[Source records]
- - -

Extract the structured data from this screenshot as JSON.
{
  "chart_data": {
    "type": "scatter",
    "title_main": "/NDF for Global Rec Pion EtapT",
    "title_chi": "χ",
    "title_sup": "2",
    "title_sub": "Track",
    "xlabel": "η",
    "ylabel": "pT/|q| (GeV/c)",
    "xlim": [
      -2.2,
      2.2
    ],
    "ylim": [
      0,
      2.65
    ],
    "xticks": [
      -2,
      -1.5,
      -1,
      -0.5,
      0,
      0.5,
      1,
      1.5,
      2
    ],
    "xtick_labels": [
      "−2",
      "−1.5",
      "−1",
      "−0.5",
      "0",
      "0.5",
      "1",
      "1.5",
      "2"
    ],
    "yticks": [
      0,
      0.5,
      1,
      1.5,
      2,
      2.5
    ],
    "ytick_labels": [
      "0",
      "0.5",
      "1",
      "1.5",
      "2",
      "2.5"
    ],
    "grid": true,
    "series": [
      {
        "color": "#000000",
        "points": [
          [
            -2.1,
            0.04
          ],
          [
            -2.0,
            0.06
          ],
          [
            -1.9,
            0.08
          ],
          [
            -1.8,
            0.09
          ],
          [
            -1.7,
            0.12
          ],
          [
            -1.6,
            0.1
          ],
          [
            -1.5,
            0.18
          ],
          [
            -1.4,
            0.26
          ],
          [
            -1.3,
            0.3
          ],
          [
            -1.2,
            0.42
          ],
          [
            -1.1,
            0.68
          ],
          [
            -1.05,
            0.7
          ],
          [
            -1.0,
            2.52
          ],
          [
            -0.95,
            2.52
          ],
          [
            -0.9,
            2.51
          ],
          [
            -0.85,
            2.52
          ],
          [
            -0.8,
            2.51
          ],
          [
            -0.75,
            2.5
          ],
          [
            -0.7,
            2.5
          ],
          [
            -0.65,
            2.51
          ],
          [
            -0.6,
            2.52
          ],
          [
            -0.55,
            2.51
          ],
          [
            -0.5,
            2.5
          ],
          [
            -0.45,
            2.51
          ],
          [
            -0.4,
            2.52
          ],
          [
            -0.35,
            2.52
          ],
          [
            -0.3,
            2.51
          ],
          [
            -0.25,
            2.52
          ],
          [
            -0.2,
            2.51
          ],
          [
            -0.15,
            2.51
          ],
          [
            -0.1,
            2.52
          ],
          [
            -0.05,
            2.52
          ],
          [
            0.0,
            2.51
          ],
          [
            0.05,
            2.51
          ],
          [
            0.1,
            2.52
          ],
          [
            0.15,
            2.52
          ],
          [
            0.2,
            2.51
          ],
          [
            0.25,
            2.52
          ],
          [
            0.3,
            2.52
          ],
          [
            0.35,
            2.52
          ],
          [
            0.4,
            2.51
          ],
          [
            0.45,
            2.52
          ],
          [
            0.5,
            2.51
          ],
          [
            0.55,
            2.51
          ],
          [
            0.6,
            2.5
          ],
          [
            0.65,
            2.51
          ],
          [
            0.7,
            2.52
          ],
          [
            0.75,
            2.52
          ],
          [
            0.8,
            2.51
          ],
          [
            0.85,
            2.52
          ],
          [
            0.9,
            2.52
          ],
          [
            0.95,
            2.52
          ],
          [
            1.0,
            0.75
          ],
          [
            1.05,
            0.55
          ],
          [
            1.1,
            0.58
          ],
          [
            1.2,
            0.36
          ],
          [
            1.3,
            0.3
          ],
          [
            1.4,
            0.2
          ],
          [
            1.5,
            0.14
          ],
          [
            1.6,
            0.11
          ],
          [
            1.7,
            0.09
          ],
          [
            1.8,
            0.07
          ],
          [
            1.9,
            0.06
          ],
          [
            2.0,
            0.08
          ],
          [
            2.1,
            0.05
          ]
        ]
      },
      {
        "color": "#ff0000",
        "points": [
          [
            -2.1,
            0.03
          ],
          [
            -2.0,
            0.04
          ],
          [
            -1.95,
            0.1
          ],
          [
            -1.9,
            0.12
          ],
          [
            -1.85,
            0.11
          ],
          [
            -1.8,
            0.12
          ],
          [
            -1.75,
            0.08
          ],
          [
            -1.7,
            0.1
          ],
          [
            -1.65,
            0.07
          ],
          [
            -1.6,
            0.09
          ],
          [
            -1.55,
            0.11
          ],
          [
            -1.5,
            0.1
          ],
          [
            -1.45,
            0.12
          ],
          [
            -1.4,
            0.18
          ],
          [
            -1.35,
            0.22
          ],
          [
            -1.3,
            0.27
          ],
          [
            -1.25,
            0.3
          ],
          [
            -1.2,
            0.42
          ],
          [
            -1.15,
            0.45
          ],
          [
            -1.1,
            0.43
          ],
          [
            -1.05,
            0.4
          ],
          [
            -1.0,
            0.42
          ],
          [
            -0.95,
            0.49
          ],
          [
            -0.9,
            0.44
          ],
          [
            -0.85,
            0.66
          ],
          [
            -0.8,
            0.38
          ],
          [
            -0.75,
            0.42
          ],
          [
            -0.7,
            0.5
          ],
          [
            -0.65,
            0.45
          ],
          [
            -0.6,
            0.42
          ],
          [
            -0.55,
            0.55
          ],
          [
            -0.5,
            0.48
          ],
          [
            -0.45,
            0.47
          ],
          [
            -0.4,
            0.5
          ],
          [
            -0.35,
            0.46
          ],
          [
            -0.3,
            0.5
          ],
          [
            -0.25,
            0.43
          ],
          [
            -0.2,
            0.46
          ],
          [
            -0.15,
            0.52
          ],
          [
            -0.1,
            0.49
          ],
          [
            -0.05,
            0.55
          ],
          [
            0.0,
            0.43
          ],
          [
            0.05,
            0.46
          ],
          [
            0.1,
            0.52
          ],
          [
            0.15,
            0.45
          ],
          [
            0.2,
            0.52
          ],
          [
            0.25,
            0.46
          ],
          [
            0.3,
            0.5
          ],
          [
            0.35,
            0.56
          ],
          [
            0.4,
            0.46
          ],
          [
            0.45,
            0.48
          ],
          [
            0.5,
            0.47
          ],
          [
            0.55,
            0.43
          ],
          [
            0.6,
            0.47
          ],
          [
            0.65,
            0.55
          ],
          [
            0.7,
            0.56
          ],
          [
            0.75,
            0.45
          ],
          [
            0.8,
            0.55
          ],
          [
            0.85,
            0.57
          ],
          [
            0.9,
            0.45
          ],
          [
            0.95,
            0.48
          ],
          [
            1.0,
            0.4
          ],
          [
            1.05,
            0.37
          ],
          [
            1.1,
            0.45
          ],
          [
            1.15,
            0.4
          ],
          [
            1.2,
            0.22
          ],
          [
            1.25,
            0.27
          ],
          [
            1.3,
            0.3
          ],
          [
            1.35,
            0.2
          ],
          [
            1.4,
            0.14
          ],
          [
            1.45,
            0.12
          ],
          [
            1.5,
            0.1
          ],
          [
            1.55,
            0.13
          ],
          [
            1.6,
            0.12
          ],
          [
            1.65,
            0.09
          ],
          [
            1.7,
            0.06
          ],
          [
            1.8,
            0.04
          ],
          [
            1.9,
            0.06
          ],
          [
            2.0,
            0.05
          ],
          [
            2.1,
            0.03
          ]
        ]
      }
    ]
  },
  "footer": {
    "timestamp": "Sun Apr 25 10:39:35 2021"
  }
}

- - -

AIM:
Return what is listed above, exactly and completely.

EXERCISE ANSWER:
Extract the structured data from this screenshot as JSON.
{
  "chart_data": {
    "type": "scatter",
    "title_main": "/NDF for Global Rec Pion EtapT",
    "title_chi": "χ",
    "title_sup": "2",
    "title_sub": "Track",
    "xlabel": "η",
    "ylabel": "pT/|q| (GeV/c)",
    "xlim": [
      -2.2,
      2.2
    ],
    "ylim": [
      0,
      2.65
    ],
    "xticks": [
      -2,
      -1.5,
      -1,
      -0.5,
      0,
      0.5,
      1,
      1.5,
      2
    ],
    "xtick_labels": [
      "−2",
      "−1.5",
      "−1",
      "−0.5",
      "0",
      "0.5",
      "1",
      "1.5",
      "2"
    ],
    "yticks": [
      0,
      0.5,
      1,
      1.5,
      2,
      2.5
    ],
    "ytick_labels": [
      "0",
      "0.5",
      "1",
      "1.5",
      "2",
      "2.5"
    ],
    "grid": true,
    "series": [
      {
        "color": "#000000",
        "points": [
          [
            -2.1,
            0.04
          ],
          [
            -2.0,
            0.06
          ],
          [
            -1.9,
            0.08
          ],
          [
            -1.8,
            0.09
          ],
          [
            -1.7,
            0.12
          ],
          [
            -1.6,
            0.1
          ],
          [
            -1.5,
            0.18
          ],
          [
            -1.4,
            0.26
          ],
          [
            -1.3,
            0.3
          ],
          [
            -1.2,
            0.42
          ],
          [
            -1.1,
            0.68
          ],
          [
            -1.05,
            0.7
          ],
          [
            -1.0,
            2.52
          ],
          [
            -0.95,
            2.52
          ],
          [
            -0.9,
            2.51
          ],
          [
            -0.85,
            2.52
          ],
          [
            -0.8,
            2.51
          ],
          [
            -0.75,
            2.5
          ],
          [
            -0.7,
            2.5
          ],
          [
            -0.65,
            2.51
          ],
          [
            -0.6,
            2.52
          ],
          [
            -0.55,
            2.51
          ],
          [
            -0.5,
            2.5
          ],
          [
            -0.45,
            2.51
          ],
          [
            -0.4,
            2.52
          ],
          [
            -0.35,
            2.52
          ],
          [
            -0.3,
            2.51
          ],
          [
            -0.25,
            2.52
          ],
          [
            -0.2,
            2.51
          ],
          [
            -0.15,
            2.51
          ],
          [
            -0.1,
            2.52
          ],
          [
            -0.05,
            2.52
          ],
          [
            0.0,
            2.51
          ],
          [
            0.05,
            2.51
          ],
          [
            0.1,
            2.52
          ],
          [
            0.15,
            2.52
          ],
          [
            0.2,
            2.51
          ],
          [
            0.25,
            2.52
          ],
          [
            0.3,
            2.52
          ],
          [
            0.35,
            2.52
          ],
          [
            0.4,
            2.51
          ],
          [
            0.45,
            2.52
          ],
          [
            0.5,
            2.51
          ],
          [
            0.55,
            2.51
          ],
          [
            0.6,
            2.5
          ],
          [
            0.65,
            2.51
          ],
          [
            0.7,
            2.52
          ],
          [
            0.75,
            2.52
          ],
          [
            0.8,
            2.51
          ],
          [
            0.85,
            2.52
          ],
          [
            0.9,
            2.52
          ],
          [
            0.95,
            2.52
          ],
          [
            1.0,
            0.75
          ],
          [
            1.05,
            0.55
          ],
          [
            1.1,
            0.58
          ],
          [
            1.2,
            0.36
          ],
          [
            1.3,
            0.3
          ],
          [
            1.4,
            0.2
          ],
          [
            1.5,
            0.14
          ],
          [
            1.6,
            0.11
          ],
          [
            1.7,
            0.09
          ],
          [
            1.8,
            0.07
          ],
          [
            1.9,
            0.06
          ],
          [
            2.0,
            0.08
          ],
          [
            2.1,
            0.05
          ]
        ]
      },
      {
        "color": "#ff0000",
        "points": [
          [
            -2.1,
            0.03
          ],
          [
            -2.0,
            0.04
          ],
          [
            -1.95,
            0.1
          ],
          [
            -1.9,
            0.12
          ],
          [
            -1.85,
            0.11
          ],
          [
            -1.8,
            0.12
          ],
          [
            -1.75,
            0.08
          ],
          [
            -1.7,
            0.1
          ],
          [
            -1.65,
            0.07
          ],
          [
            -1.6,
            0.09
          ],
          [
            -1.55,
            0.11
          ],
          [
            -1.5,
            0.1
          ],
          [
            -1.45,
            0.12
          ],
          [
            -1.4,
            0.18
          ],
          [
            -1.35,
            0.22
          ],
          [
            -1.3,
            0.27
          ],
          [
            -1.25,
            0.3
          ],
          [
            -1.2,
            0.42
          ],
          [
            -1.15,
            0.45
          ],
          [
            -1.1,
            0.43
          ],
          [
            -1.05,
            0.4
          ],
          [
            -1.0,
            0.42
          ],
          [
            -0.95,
            0.49
          ],
          [
            -0.9,
            0.44
          ],
          [
            -0.85,
            0.66
          ],
          [
            -0.8,
            0.38
          ],
          [
            -0.75,
            0.42
          ],
          [
            -0.7,
            0.5
          ],
          [
            -0.65,
            0.45
          ],
          [
            -0.6,
            0.42
          ],
          [
            -0.55,
            0.55
          ],
          [
            -0.5,
            0.48
          ],
          [
            -0.45,
            0.47
          ],
          [
            -0.4,
            0.5
          ],
          [
            -0.35,
            0.46
          ],
          [
            -0.3,
            0.5
          ],
          [
            -0.25,
            0.43
          ],
          [
            -0.2,
            0.46
          ],
          [
            -0.15,
            0.52
          ],
          [
            -0.1,
            0.49
          ],
          [
            -0.05,
            0.55
          ],
          [
            0.0,
            0.43
          ],
          [
            0.05,
            0.46
          ],
          [
            0.1,
            0.52
          ],
          [
            0.15,
            0.45
          ],
          [
            0.2,
            0.52
          ],
          [
            0.25,
            0.46
          ],
          [
            0.3,
            0.5
          ],
          [
            0.35,
            0.56
          ],
          [
            0.4,
            0.46
          ],
          [
            0.45,
            0.48
          ],
          [
            0.5,
            0.47
          ],
          [
            0.55,
            0.43
          ],
          [
            0.6,
            0.47
          ],
          [
            0.65,
            0.55
          ],
          [
            0.7,
            0.56
          ],
          [
            0.75,
            0.45
          ],
          [
            0.8,
            0.55
          ],
          [
            0.85,
            0.57
          ],
          [
            0.9,
            0.45
          ],
          [
            0.95,
            0.48
          ],
          [
            1.0,
            0.4
          ],
          [
            1.05,
            0.37
          ],
          [
            1.1,
            0.45
          ],
          [
            1.15,
            0.4
          ],
          [
            1.2,
            0.22
          ],
          [
            1.25,
            0.27
          ],
          [
            1.3,
            0.3
          ],
          [
            1.35,
            0.2
          ],
          [
            1.4,
            0.14
          ],
          [
            1.45,
            0.12
          ],
          [
            1.5,
            0.1
          ],
          [
            1.55,
            0.13
          ],
          [
            1.6,
            0.12
          ],
          [
            1.65,
            0.09
          ],
          [
            1.7,
            0.06
          ],
          [
            1.8,
            0.04
          ],
          [
            1.9,
            0.06
          ],
          [
            2.0,
            0.05
          ],
          [
            2.1,
            0.03
          ]
        ]
      }
    ]
  },
  "footer": {
    "timestamp": "Sun Apr 25 10:39:35 2021"
  }
}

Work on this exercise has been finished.